An exact copy of all the data is required, with pictures left out.

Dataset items
......
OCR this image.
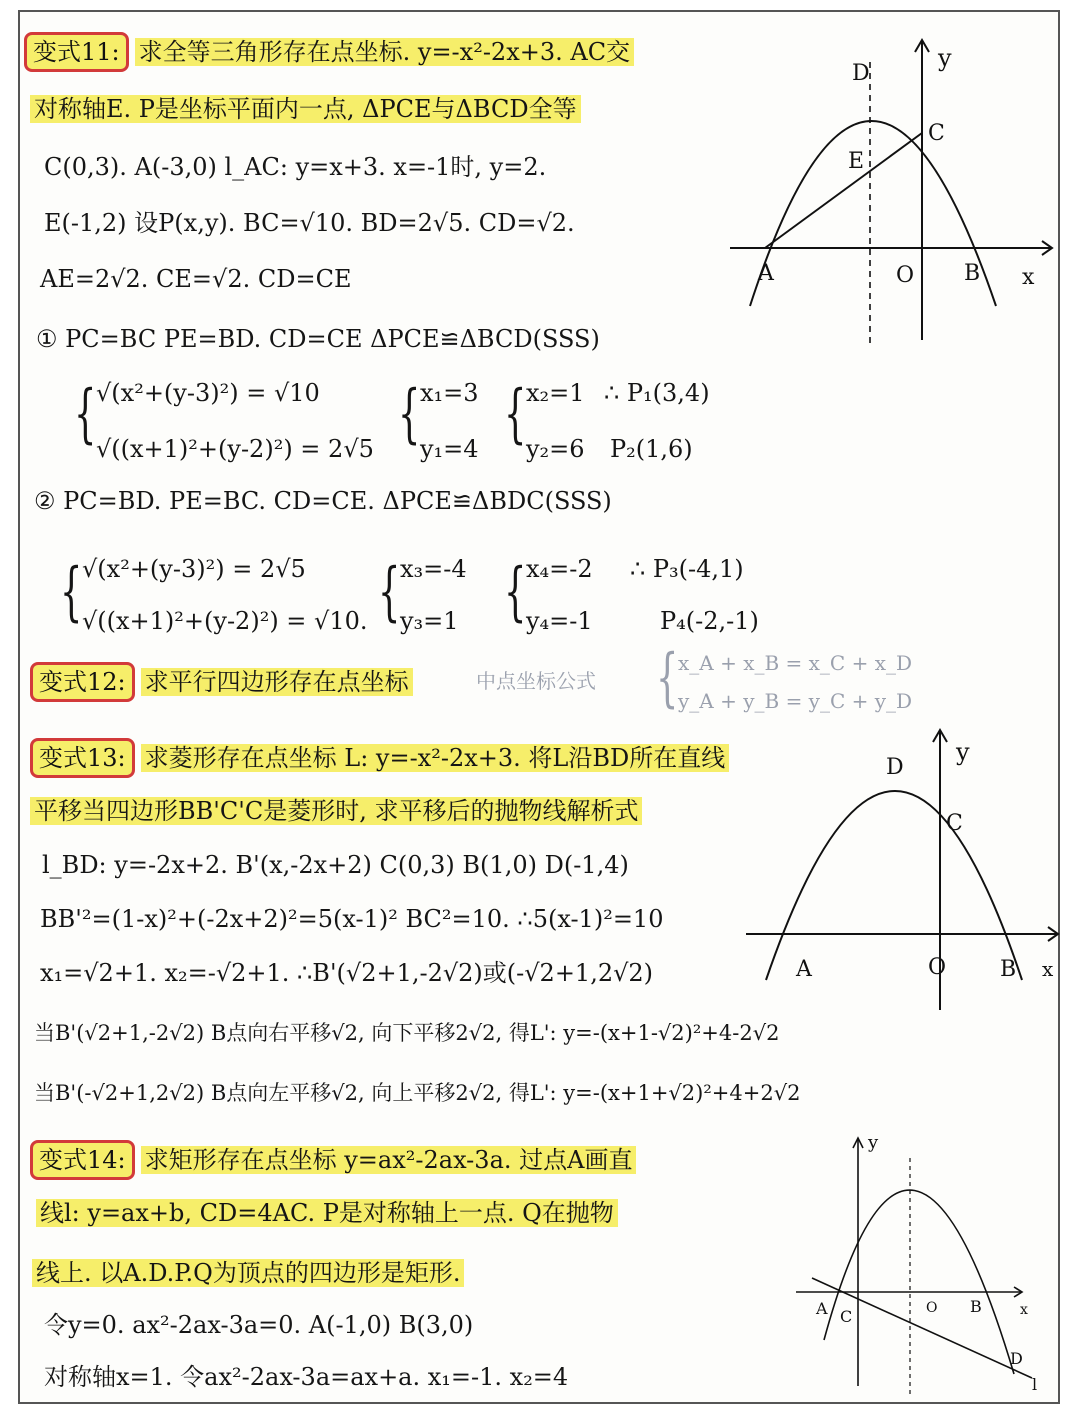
变式11: 求全等三角形存在点坐标. y=-x²-2x+3. AC交
对称轴E. P是坐标平面内一点, ΔPCE与ΔBCD全等
C(0,3). A(-3,0) l_AC: y=x+3. x=-1时, y=2.
E(-1,2) 设P(x,y). BC=√10. BD=2√5. CD=√2.
AE=2√2. CE=√2. CD=CE
① PC=BC PE=BD. CD=CE ΔPCE≌ΔBCD(SSS)
{ √(x²+(y-3)²) = √10
√((x+1)²+(y-2)²) = 2√5 { x₁=3
y₁=4 { x₂=1
y₂=6
∴ P₁(3,4)
P₂(1,6)
② PC=BD. PE=BC. CD=CE. ΔPCE≌ΔBDC(SSS)
{ √(x²+(y-3)²) = 2√5
√((x+1)²+(y-2)²) = √10. { x₃=-4
y₃=1 { x₄=-2
y₄=-1
∴ P₃(-4,1)
P₄(-2,-1)
D
E
C
A	O B x
y
变式12: 求平行四边形存在点坐标	中点坐标公式 { x_A + x_B = x_C + x_D
y_A + y_B = y_C + y_D
变式13: 求菱形存在点坐标 L: y=-x²-2x+3. 将L沿BD所在直线
平移当四边形BB'C'C是菱形时, 求平移后的抛物线解析式
l_BD: y=-2x+2. B'(x,-2x+2) C(0,3) B(1,0) D(-1,4)
BB'²=(1-x)²+(-2x+2)²=5(x-1)² BC²=10. ∴5(x-1)²=10
x₁=√2+1. x₂=-√2+1. ∴B'(√2+1,-2√2)或(-√2+1,2√2)
当B'(√2+1,-2√2) B点向右平移√2, 向下平移2√2, 得L': y=-(x+1-√2)²+4-2√2
当B'(-√2+1,2√2) B点向左平移√2, 向上平移2√2, 得L': y=-(x+1+√2)²+4+2√2
D
C
A	O B x
y
变式14: 求矩形存在点坐标 y=ax²-2ax-3a. 过点A画直
线l: y=ax+b, CD=4AC. P是对称轴上一点. Q在抛物
线上. 以A.D.P.Q为顶点的四边形是矩形.
令y=0. ax²-2ax-3a=0. A(-1,0) B(3,0)
对称轴x=1. 令ax²-2ax-3a=ax+a. x₁=-1. x₂=4
A C	O B
D
l
x
y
......
> [Result of the task]
OCR this image.
变式11: 求全等三角形存在点坐标. y=-x²-2x+3. AC交
对称轴E. P是坐标平面内一点, ΔPCE与ΔBCD全等
C(0,3). A(-3,0) l_AC: y=x+3. x=-1时, y=2.
E(-1,2) 设P(x,y). BC=√10. BD=2√5. CD=√2.
AE=2√2. CE=√2. CD=CE
① PC=BC PE=BD. CD=CE ΔPCE≌ΔBCD(SSS)
{ √(x²+(y-3)²) = √10
√((x+1)²+(y-2)²) = 2√5 { x₁=3
y₁=4 { x₂=1
y₂=6
∴ P₁(3,4)
P₂(1,6)
② PC=BD. PE=BC. CD=CE. ΔPCE≌ΔBDC(SSS)
{ √(x²+(y-3)²) = 2√5
√((x+1)²+(y-2)²) = √10. { x₃=-4
y₃=1 { x₄=-2
y₄=-1
∴ P₃(-4,1)
P₄(-2,-1)
D
E
C
A	O B x
y
变式12: 求平行四边形存在点坐标	中点坐标公式 { x_A + x_B = x_C + x_D
y_A + y_B = y_C + y_D
变式13: 求菱形存在点坐标 L: y=-x²-2x+3. 将L沿BD所在直线
平移当四边形BB'C'C是菱形时, 求平移后的抛物线解析式
l_BD: y=-2x+2. B'(x,-2x+2) C(0,3) B(1,0) D(-1,4)
BB'²=(1-x)²+(-2x+2)²=5(x-1)² BC²=10. ∴5(x-1)²=10
x₁=√2+1. x₂=-√2+1. ∴B'(√2+1,-2√2)或(-√2+1,2√2)
当B'(√2+1,-2√2) B点向右平移√2, 向下平移2√2, 得L': y=-(x+1-√2)²+4-2√2
当B'(-√2+1,2√2) B点向左平移√2, 向上平移2√2, 得L': y=-(x+1+√2)²+4+2√2
D
C
A	O B x
y
变式14: 求矩形存在点坐标 y=ax²-2ax-3a. 过点A画直
线l: y=ax+b, CD=4AC. P是对称轴上一点. Q在抛物
线上. 以A.D.P.Q为顶点的四边形是矩形.
令y=0. ax²-2ax-3a=0. A(-1,0) B(3,0)
对称轴x=1. 令ax²-2ax-3a=ax+a. x₁=-1. x₂=4
A C	O B
D
l
x
y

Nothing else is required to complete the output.